▸ Recorded information
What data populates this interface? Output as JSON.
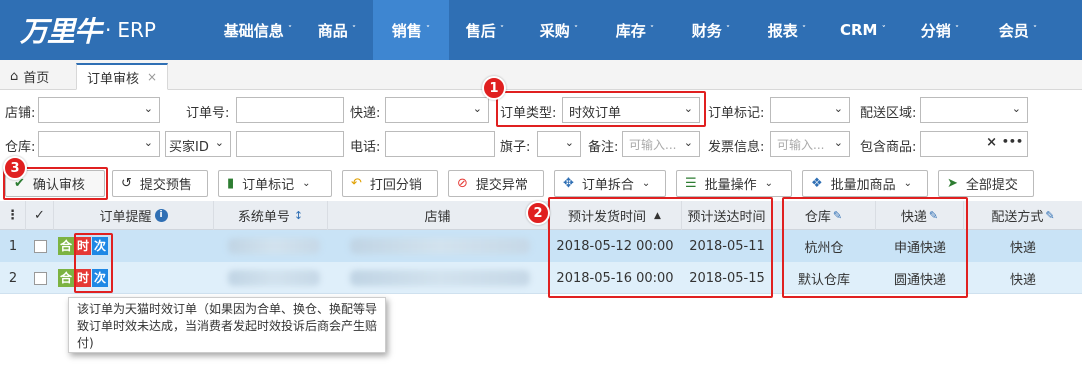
{
  "app": {
    "brand": "万里牛",
    "dot": "·",
    "product": "ERP"
  },
  "nav": {
    "items": [
      {
        "label": "基础信息",
        "active": false
      },
      {
        "label": "商品",
        "active": false
      },
      {
        "label": "销售",
        "active": true
      },
      {
        "label": "售后",
        "active": false
      },
      {
        "label": "采购",
        "active": false
      },
      {
        "label": "库存",
        "active": false
      },
      {
        "label": "财务",
        "active": false
      },
      {
        "label": "报表",
        "active": false
      },
      {
        "label": "CRM",
        "active": false
      },
      {
        "label": "分销",
        "active": false
      },
      {
        "label": "会员",
        "active": false
      }
    ],
    "caret": "˅"
  },
  "tabs": {
    "home": "首页",
    "order_review": "订单审核",
    "close": "×"
  },
  "filters": {
    "row1": {
      "shop_label": "店铺:",
      "order_no_label": "订单号:",
      "express_label": "快递:",
      "order_type_label": "订单类型:",
      "order_type_value": "时效订单",
      "order_mark_label": "订单标记:",
      "region_label": "配送区域:"
    },
    "row2": {
      "warehouse_label": "仓库:",
      "buyer_id_value": "买家ID",
      "phone_label": "电话:",
      "flag_label": "旗子:",
      "remark_label": "备注:",
      "remark_placeholder": "可输入...",
      "invoice_label": "发票信息:",
      "invoice_placeholder": "可输入...",
      "contains_label": "包含商品:",
      "clear": "×",
      "more": "•••"
    }
  },
  "toolbar": {
    "confirm": "确认审核",
    "submit_presale": "提交预售",
    "order_mark": "订单标记",
    "back_dist": "打回分销",
    "submit_exception": "提交异常",
    "split_merge": "订单拆合",
    "batch_ops": "批量操作",
    "batch_add": "批量加商品",
    "submit_all": "全部提交"
  },
  "table": {
    "headers": {
      "menu": "⋮",
      "check": "✓",
      "reminder": "订单提醒",
      "sys_no": "系统单号",
      "shop": "店铺",
      "ship_time": "预计发货时间",
      "arrive_time": "预计送达时间",
      "warehouse": "仓库",
      "express": "快递",
      "delivery": "配送方式"
    },
    "rows": [
      {
        "index": "1",
        "badges": [
          "合",
          "时",
          "次"
        ],
        "ship_time": "2018-05-12 00:00",
        "arrive_time": "2018-05-11",
        "warehouse": "杭州仓",
        "express": "申通快递",
        "delivery": "快递"
      },
      {
        "index": "2",
        "badges": [
          "合",
          "时",
          "次"
        ],
        "ship_time": "2018-05-16 00:00",
        "arrive_time": "2018-05-15",
        "warehouse": "默认仓库",
        "express": "圆通快递",
        "delivery": "快递"
      }
    ]
  },
  "tooltip": {
    "text": "该订单为天猫时效订单（如果因为合单、换仓、换配等导致订单时效未达成，当消费者发起时效投诉后商会产生赔付)"
  },
  "annotations": {
    "one": "1",
    "two": "2",
    "three": "3"
  },
  "colors": {
    "topbar": "#2f6fb4",
    "active_nav": "#3e86d1",
    "highlight": "#e02020",
    "row_selected": "#c9e3f6"
  }
}
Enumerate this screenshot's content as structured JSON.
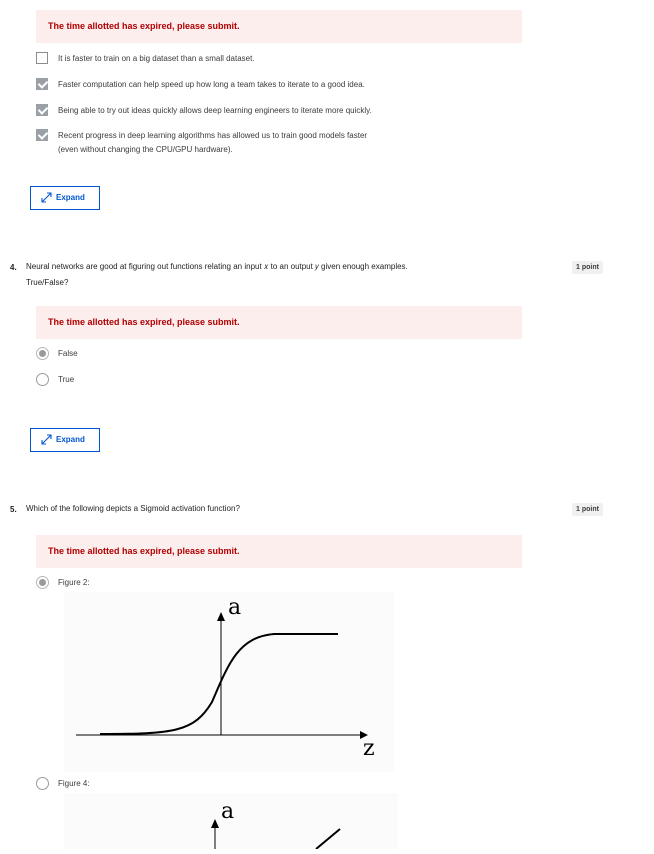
{
  "q3": {
    "banner": "The time allotted has expired, please submit.",
    "options": [
      {
        "label": "It is faster to train on a big dataset than a small dataset.",
        "checked": false
      },
      {
        "label": "Faster computation can help speed up how long a team takes to iterate to a good idea.",
        "checked": true
      },
      {
        "label": "Being able to try out ideas quickly allows deep learning engineers to iterate more quickly.",
        "checked": true
      },
      {
        "label_line1": "Recent progress in deep learning algorithms has allowed us to train good models faster",
        "label_line2": "(even without changing the CPU/GPU hardware).",
        "checked": true
      }
    ],
    "expand_label": "Expand"
  },
  "q4": {
    "number": "4.",
    "text_line1": "Neural networks are good at figuring out functions relating an input 𝑥 to an output 𝑦 given enough examples.",
    "text_line2": "True/False?",
    "points": "1 point",
    "banner": "The time allotted has expired, please submit.",
    "options": [
      {
        "label": "False",
        "selected": true
      },
      {
        "label": "True",
        "selected": false
      }
    ],
    "expand_label": "Expand"
  },
  "q5": {
    "number": "5.",
    "text": "Which of the following depicts a Sigmoid activation function?",
    "points": "1 point",
    "banner": "The time allotted has expired, please submit.",
    "options": [
      {
        "label": "Figure 2:",
        "selected": true,
        "figure": {
          "y_axis": "a",
          "x_axis": "z",
          "curve": "sigmoid"
        }
      },
      {
        "label": "Figure 4:",
        "selected": false,
        "figure": {
          "y_axis": "a",
          "curve": "linear"
        }
      }
    ]
  },
  "colors": {
    "banner_bg": "#fdeeee",
    "banner_text": "#b00000",
    "accent": "#0056d2",
    "checked": "#9aa0a6"
  },
  "icons": {
    "expand": "expand-arrows-icon",
    "checkbox": "checkbox-icon",
    "radio": "radio-icon"
  }
}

▸ What you need to do
Pictures excluded, quote all the data above exactly.

▸ Task output
What data populates this interface? Output as JSON.
{
  "app": {
    "brand": "万里牛",
    "dot": "·",
    "product": "ERP"
  },
  "nav": {
    "items": [
      {
        "label": "基础信息",
        "active": false
      },
      {
        "label": "商品",
        "active": false
      },
      {
        "label": "销售",
        "active": true
      },
      {
        "label": "售后",
        "active": false
      },
      {
        "label": "采购",
        "active": false
      },
      {
        "label": "库存",
        "active": false
      },
      {
        "label": "财务",
        "active": false
      },
      {
        "label": "报表",
        "active": false
      },
      {
        "label": "CRM",
        "active": false
      },
      {
        "label": "分销",
        "active": false
      },
      {
        "label": "会员",
        "active": false
      }
    ],
    "caret": "˅"
  },
  "tabs": {
    "home": "首页",
    "order_review": "订单审核",
    "close": "×"
  },
  "filters": {
    "row1": {
      "shop_label": "店铺:",
      "order_no_label": "订单号:",
      "express_label": "快递:",
      "order_type_label": "订单类型:",
      "order_type_value": "时效订单",
      "order_mark_label": "订单标记:",
      "region_label": "配送区域:"
    },
    "row2": {
      "warehouse_label": "仓库:",
      "buyer_id_value": "买家ID",
      "phone_label": "电话:",
      "flag_label": "旗子:",
      "remark_label": "备注:",
      "remark_placeholder": "可输入...",
      "invoice_label": "发票信息:",
      "invoice_placeholder": "可输入...",
      "contains_label": "包含商品:",
      "clear": "×",
      "more": "•••"
    }
  },
  "toolbar": {
    "confirm": "确认审核",
    "submit_presale": "提交预售",
    "order_mark": "订单标记",
    "back_dist": "打回分销",
    "submit_exception": "提交异常",
    "split_merge": "订单拆合",
    "batch_ops": "批量操作",
    "batch_add": "批量加商品",
    "submit_all": "全部提交"
  },
  "table": {
    "headers": {
      "menu": "⋮",
      "check": "✓",
      "reminder": "订单提醒",
      "sys_no": "系统单号",
      "shop": "店铺",
      "ship_time": "预计发货时间",
      "arrive_time": "预计送达时间",
      "warehouse": "仓库",
      "express": "快递",
      "delivery": "配送方式"
    },
    "rows": [
      {
        "index": "1",
        "badges": [
          "合",
          "时",
          "次"
        ],
        "ship_time": "2018-05-12 00:00",
        "arrive_time": "2018-05-11",
        "warehouse": "杭州仓",
        "express": "申通快递",
        "delivery": "快递"
      },
      {
        "index": "2",
        "badges": [
          "合",
          "时",
          "次"
        ],
        "ship_time": "2018-05-16 00:00",
        "arrive_time": "2018-05-15",
        "warehouse": "默认仓库",
        "express": "圆通快递",
        "delivery": "快递"
      }
    ]
  },
  "tooltip": {
    "text": "该订单为天猫时效订单（如果因为合单、换仓、换配等导致订单时效未达成，当消费者发起时效投诉后商会产生赔付)"
  },
  "annotations": {
    "one": "1",
    "two": "2",
    "three": "3"
  },
  "colors": {
    "topbar": "#2f6fb4",
    "active_nav": "#3e86d1",
    "highlight": "#e02020",
    "row_selected": "#c9e3f6"
  }
}
Enumerate this screenshot's content as structured JSON.
{
  "q3": {
    "banner": "The time allotted has expired, please submit.",
    "options": [
      {
        "label": "It is faster to train on a big dataset than a small dataset.",
        "checked": false
      },
      {
        "label": "Faster computation can help speed up how long a team takes to iterate to a good idea.",
        "checked": true
      },
      {
        "label": "Being able to try out ideas quickly allows deep learning engineers to iterate more quickly.",
        "checked": true
      },
      {
        "label_line1": "Recent progress in deep learning algorithms has allowed us to train good models faster",
        "label_line2": "(even without changing the CPU/GPU hardware).",
        "checked": true
      }
    ],
    "expand_label": "Expand"
  },
  "q4": {
    "number": "4.",
    "text_line1": "Neural networks are good at figuring out functions relating an input 𝑥 to an output 𝑦 given enough examples.",
    "text_line2": "True/False?",
    "points": "1 point",
    "banner": "The time allotted has expired, please submit.",
    "options": [
      {
        "label": "False",
        "selected": true
      },
      {
        "label": "True",
        "selected": false
      }
    ],
    "expand_label": "Expand"
  },
  "q5": {
    "number": "5.",
    "text": "Which of the following depicts a Sigmoid activation function?",
    "points": "1 point",
    "banner": "The time allotted has expired, please submit.",
    "options": [
      {
        "label": "Figure 2:",
        "selected": true,
        "figure": {
          "y_axis": "a",
          "x_axis": "z",
          "curve": "sigmoid"
        }
      },
      {
        "label": "Figure 4:",
        "selected": false,
        "figure": {
          "y_axis": "a",
          "curve": "linear"
        }
      }
    ]
  },
  "colors": {
    "banner_bg": "#fdeeee",
    "banner_text": "#b00000",
    "accent": "#0056d2",
    "checked": "#9aa0a6"
  },
  "icons": {
    "expand": "expand-arrows-icon",
    "checkbox": "checkbox-icon",
    "radio": "radio-icon"
  }
}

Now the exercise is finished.